### Source records
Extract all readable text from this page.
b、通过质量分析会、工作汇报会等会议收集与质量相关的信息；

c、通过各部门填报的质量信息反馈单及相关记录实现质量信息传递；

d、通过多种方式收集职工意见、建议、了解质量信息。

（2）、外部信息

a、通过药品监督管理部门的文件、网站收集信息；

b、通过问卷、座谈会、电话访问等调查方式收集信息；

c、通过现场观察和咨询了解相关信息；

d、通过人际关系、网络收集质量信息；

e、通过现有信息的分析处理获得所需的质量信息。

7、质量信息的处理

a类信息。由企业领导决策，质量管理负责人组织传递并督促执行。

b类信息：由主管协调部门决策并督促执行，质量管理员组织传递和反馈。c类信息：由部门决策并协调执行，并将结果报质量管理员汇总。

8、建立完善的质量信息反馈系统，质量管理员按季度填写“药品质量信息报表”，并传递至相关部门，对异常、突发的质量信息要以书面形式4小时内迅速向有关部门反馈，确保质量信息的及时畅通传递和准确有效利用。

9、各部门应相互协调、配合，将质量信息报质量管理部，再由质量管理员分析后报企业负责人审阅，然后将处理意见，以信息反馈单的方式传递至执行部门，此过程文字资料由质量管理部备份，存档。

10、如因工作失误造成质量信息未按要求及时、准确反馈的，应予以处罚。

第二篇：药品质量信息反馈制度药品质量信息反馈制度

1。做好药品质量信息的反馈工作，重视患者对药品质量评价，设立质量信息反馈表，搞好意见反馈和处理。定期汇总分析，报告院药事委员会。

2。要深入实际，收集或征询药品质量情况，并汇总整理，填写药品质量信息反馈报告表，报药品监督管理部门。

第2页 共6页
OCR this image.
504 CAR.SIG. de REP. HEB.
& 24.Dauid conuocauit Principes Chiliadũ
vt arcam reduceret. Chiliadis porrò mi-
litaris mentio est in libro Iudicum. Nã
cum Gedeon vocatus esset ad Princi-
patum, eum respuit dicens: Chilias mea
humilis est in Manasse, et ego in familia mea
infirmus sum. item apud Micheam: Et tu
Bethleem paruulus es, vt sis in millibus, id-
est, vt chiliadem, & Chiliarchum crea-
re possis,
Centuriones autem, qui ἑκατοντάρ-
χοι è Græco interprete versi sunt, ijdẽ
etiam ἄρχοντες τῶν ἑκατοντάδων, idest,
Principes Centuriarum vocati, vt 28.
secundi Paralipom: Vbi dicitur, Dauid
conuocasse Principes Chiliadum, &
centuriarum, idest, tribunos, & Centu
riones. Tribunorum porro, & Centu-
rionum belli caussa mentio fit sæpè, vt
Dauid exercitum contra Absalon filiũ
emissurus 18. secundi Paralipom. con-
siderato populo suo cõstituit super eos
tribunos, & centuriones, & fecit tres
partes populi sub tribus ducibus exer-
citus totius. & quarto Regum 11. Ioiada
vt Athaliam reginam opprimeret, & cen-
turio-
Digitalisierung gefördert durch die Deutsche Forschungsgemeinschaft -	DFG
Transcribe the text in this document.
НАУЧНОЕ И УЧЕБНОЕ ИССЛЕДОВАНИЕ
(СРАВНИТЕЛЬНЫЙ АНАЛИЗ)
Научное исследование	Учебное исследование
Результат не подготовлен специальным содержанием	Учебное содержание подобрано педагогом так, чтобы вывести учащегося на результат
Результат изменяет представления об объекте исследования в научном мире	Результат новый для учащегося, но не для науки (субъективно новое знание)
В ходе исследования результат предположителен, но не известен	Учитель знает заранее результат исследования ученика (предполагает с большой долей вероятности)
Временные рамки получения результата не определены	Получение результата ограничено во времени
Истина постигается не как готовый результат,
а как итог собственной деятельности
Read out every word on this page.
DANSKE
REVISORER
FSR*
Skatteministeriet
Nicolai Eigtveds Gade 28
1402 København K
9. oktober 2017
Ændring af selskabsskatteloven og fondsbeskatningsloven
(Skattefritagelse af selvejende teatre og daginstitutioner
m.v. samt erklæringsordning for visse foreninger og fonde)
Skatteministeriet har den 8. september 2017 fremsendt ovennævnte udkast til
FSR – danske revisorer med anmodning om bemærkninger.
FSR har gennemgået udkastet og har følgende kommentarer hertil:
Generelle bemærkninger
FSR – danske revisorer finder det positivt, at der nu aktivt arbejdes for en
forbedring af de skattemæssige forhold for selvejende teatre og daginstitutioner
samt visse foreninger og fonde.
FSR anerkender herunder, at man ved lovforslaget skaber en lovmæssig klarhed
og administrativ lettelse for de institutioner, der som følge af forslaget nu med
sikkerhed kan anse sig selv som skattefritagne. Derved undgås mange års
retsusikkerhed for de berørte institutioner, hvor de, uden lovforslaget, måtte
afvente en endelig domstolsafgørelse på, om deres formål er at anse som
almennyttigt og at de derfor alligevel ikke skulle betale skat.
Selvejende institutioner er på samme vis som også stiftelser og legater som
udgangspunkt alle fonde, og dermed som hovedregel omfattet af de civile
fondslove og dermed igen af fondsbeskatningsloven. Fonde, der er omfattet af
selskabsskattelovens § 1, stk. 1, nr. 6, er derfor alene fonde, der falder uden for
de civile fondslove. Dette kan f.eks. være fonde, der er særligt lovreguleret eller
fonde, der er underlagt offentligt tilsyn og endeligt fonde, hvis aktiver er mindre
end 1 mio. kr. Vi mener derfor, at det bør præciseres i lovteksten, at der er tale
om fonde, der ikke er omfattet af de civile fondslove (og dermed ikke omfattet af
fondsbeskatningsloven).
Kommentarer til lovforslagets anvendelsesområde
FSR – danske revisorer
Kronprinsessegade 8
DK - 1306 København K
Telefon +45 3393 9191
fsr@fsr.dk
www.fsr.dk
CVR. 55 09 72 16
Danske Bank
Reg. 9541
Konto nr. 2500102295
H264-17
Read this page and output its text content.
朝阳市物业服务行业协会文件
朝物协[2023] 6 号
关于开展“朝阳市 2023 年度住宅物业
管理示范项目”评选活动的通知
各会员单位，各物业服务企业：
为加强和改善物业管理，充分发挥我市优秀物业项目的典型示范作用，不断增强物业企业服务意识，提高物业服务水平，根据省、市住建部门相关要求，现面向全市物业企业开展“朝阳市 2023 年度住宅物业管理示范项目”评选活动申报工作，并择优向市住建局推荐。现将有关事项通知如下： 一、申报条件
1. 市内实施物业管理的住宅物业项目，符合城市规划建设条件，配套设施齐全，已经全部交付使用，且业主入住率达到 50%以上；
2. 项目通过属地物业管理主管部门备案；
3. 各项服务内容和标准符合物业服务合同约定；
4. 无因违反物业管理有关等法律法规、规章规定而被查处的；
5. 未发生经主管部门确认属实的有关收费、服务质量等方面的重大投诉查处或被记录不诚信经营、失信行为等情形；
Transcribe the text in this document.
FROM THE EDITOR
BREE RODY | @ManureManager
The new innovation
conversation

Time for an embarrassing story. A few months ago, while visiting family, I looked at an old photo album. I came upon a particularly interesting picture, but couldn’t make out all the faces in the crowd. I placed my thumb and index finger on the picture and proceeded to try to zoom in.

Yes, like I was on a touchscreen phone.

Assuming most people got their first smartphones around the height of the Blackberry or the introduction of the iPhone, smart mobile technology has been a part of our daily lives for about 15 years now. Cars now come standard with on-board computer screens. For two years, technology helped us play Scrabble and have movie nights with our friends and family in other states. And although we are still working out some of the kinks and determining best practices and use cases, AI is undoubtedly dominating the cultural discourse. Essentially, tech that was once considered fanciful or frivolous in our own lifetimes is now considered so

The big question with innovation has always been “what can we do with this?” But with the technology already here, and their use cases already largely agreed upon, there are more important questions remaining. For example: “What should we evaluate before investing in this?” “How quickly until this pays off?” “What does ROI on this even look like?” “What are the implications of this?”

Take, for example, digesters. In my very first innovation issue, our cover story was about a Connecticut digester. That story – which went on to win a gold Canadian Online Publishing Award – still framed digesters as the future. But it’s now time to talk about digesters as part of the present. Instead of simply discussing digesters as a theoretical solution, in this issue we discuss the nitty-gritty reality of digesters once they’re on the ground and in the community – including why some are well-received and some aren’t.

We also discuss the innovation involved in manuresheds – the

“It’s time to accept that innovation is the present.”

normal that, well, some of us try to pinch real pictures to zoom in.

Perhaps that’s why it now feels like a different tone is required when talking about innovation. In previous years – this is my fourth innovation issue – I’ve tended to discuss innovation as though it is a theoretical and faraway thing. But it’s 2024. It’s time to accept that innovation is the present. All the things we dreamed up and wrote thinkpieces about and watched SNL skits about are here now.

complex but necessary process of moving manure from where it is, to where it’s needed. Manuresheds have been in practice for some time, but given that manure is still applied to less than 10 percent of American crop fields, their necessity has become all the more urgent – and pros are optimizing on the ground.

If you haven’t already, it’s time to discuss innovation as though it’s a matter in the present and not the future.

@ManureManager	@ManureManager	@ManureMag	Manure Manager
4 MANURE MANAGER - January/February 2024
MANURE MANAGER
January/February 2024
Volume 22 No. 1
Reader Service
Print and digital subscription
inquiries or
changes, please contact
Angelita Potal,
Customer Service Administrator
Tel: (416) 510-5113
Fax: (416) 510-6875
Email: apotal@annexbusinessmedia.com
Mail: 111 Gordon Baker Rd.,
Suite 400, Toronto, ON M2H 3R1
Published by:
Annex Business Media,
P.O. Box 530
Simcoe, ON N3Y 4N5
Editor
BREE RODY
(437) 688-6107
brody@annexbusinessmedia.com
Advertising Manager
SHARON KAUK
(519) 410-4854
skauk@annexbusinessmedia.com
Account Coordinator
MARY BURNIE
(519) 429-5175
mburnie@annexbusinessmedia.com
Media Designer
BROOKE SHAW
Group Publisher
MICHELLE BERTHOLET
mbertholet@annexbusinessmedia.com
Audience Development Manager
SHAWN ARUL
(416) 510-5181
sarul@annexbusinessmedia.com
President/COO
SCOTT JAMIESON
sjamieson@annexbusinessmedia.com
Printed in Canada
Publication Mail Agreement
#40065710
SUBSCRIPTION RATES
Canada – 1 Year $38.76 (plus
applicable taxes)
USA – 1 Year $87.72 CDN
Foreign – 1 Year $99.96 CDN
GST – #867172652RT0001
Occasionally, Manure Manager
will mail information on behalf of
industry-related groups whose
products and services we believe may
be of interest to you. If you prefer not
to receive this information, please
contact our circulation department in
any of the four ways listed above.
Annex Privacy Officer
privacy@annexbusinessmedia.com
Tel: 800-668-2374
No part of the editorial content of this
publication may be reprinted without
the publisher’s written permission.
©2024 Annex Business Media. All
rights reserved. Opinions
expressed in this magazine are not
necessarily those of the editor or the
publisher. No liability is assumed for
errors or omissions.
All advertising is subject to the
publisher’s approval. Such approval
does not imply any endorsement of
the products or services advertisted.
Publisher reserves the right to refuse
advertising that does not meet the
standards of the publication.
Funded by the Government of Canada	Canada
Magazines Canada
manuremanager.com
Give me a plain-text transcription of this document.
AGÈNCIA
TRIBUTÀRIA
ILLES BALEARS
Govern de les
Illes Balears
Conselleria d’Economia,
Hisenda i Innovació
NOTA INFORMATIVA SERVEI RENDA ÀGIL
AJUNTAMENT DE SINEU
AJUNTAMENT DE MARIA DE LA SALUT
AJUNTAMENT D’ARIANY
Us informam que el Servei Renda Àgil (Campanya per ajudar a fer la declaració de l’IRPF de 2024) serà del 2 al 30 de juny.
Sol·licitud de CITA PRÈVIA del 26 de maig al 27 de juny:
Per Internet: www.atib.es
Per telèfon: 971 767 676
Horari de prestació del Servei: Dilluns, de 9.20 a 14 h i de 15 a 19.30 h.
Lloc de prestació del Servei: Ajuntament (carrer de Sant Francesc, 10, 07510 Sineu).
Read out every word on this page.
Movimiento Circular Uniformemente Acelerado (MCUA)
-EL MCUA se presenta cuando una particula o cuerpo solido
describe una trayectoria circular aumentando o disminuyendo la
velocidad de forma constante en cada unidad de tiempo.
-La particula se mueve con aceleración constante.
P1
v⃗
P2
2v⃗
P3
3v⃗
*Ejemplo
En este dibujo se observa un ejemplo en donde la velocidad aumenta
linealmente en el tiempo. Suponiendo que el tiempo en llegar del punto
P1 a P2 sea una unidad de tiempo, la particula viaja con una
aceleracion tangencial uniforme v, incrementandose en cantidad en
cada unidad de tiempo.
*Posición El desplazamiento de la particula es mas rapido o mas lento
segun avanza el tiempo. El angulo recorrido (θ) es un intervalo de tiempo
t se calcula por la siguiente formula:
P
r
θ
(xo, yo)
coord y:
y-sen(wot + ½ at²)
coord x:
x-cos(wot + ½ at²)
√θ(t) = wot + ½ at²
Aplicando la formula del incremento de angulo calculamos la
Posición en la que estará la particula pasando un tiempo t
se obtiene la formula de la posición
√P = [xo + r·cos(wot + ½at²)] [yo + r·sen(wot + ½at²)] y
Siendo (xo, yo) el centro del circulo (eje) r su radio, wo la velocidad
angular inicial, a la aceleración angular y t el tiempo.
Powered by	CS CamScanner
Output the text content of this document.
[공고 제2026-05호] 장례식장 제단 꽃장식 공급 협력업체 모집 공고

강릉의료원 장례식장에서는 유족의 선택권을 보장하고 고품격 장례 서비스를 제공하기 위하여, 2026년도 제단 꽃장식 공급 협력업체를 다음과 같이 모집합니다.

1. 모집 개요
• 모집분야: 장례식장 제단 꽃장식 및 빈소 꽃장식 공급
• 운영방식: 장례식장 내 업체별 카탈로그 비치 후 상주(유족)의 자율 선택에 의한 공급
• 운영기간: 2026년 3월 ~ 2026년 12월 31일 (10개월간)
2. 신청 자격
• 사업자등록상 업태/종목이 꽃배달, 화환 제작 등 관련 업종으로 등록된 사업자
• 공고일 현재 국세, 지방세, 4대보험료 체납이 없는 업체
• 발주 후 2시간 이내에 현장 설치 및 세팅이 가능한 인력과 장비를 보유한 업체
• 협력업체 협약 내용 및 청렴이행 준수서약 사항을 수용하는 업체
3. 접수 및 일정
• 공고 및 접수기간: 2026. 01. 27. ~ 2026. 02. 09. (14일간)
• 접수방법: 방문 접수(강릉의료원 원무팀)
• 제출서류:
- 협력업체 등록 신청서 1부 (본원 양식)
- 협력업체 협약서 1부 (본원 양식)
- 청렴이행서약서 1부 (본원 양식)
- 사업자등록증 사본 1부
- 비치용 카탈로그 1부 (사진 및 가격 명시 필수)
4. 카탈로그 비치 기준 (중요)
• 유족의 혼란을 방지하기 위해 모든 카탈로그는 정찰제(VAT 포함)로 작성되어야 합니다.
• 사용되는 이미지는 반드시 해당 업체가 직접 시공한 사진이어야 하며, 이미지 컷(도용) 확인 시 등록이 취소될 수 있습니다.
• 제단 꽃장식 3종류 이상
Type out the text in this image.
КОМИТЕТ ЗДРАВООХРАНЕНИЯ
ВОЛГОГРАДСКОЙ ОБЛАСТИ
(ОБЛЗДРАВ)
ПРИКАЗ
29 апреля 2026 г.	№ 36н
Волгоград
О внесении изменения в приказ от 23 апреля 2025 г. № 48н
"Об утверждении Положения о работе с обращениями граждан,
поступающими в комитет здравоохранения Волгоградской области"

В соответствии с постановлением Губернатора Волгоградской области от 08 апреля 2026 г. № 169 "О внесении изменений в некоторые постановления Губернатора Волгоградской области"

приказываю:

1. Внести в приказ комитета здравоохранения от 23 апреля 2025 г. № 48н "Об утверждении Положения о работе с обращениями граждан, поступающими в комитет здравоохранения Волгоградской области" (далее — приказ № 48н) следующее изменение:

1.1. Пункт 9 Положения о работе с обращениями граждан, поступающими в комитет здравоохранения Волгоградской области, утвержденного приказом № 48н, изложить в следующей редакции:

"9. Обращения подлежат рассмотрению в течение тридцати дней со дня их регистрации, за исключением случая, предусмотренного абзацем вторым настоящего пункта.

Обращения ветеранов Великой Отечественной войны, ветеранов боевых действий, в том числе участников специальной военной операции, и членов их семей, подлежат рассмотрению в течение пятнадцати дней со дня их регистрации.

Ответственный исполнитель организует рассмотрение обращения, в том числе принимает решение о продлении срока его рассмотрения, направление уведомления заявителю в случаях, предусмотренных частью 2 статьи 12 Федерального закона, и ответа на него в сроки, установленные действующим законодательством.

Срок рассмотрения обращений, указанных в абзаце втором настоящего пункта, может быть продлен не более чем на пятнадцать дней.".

### What is expected
Copy every line above in which the string "tiempo" shows up.

### Response to the exercise
velocidad de forma constante en cada unidad de tiempo.
linealmente en el tiempo. Suponiendo que el tiempo en llegar del punto
P1 a P2 sea una unidad de tiempo, la particula viaja con una
cada unidad de tiempo.
segun avanza el tiempo. El angulo recorrido (θ) es un intervalo de tiempo
Posición en la que estará la particula pasando un tiempo t
angular inicial, a la aceleración angular y t el tiempo.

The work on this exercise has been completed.